(Data records)
□ □ □ □ □ □ □
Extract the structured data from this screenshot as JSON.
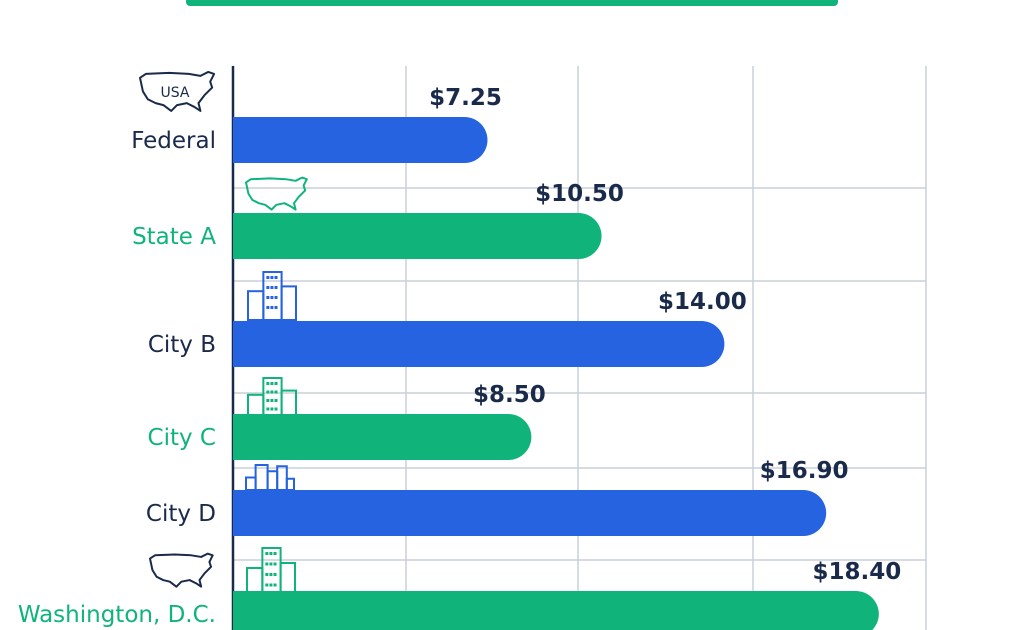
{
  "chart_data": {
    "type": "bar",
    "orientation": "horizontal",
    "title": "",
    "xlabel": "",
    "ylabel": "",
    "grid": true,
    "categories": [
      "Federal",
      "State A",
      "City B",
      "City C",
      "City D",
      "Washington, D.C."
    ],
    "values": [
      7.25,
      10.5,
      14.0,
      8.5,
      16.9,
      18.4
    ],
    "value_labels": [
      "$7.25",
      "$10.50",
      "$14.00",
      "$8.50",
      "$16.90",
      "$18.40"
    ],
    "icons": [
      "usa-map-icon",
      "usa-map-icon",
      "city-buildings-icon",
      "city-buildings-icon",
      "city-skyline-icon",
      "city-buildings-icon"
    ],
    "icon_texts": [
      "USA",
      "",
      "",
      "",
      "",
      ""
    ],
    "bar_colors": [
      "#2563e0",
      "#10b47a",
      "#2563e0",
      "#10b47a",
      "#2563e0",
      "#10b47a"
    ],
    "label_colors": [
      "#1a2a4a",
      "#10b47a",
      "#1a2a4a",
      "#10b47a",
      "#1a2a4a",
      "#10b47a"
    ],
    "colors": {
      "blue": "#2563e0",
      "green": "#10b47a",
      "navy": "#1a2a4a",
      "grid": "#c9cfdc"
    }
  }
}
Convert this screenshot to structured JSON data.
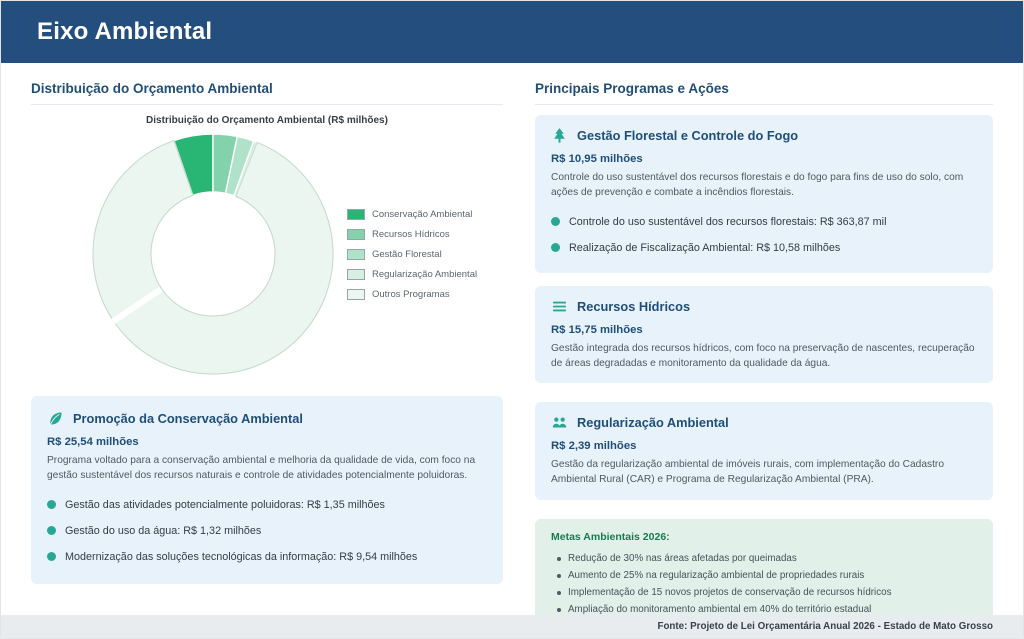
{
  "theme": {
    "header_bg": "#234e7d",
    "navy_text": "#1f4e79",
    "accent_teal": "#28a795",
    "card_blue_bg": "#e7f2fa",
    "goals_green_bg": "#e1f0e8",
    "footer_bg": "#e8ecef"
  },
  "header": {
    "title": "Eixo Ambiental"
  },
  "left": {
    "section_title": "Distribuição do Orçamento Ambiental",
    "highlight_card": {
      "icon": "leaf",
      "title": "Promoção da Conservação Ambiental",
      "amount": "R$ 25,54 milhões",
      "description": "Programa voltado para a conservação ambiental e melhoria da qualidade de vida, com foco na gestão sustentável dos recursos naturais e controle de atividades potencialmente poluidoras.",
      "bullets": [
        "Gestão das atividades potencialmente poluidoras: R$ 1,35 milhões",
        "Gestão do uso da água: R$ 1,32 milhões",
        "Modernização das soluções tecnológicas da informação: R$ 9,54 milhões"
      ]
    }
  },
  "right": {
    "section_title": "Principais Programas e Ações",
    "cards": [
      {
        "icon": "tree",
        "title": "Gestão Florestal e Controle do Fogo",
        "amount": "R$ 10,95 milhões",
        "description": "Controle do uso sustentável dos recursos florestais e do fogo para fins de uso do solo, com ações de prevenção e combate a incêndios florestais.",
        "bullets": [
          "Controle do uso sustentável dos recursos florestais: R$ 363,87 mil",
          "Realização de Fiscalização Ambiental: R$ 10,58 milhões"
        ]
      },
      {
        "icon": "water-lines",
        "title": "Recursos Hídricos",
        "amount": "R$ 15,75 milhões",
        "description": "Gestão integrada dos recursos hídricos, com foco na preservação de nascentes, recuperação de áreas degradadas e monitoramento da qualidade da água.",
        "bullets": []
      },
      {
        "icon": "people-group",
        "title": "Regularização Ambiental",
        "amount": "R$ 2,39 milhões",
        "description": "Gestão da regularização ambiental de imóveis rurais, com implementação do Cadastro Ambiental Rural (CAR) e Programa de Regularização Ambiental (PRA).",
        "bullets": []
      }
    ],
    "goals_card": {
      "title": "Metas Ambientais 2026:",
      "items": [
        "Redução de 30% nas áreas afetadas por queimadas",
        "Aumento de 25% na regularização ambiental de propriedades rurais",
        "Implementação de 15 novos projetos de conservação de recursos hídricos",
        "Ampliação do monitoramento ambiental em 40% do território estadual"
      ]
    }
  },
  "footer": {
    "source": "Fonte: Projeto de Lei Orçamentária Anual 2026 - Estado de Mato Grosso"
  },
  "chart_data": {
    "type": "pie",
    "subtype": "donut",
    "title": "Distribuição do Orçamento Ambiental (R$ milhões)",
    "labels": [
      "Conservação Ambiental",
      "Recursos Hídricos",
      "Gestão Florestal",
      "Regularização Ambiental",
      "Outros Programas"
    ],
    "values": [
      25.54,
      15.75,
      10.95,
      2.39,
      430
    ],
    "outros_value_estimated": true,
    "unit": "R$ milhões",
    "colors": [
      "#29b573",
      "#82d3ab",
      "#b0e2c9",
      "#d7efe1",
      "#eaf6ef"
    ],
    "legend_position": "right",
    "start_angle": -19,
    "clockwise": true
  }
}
□ □ □ □ □ □ □
§ **TASK DIRECTIONS**: Only lines with the string "Distribuição" belong in your answer; copy each one.

§ **RESULT OF THIS EXERCISE**:
    "section_title": "Distribuição do Orçamento Ambiental",
    "title": "Distribuição do Orçamento Ambiental (R$ milhões)",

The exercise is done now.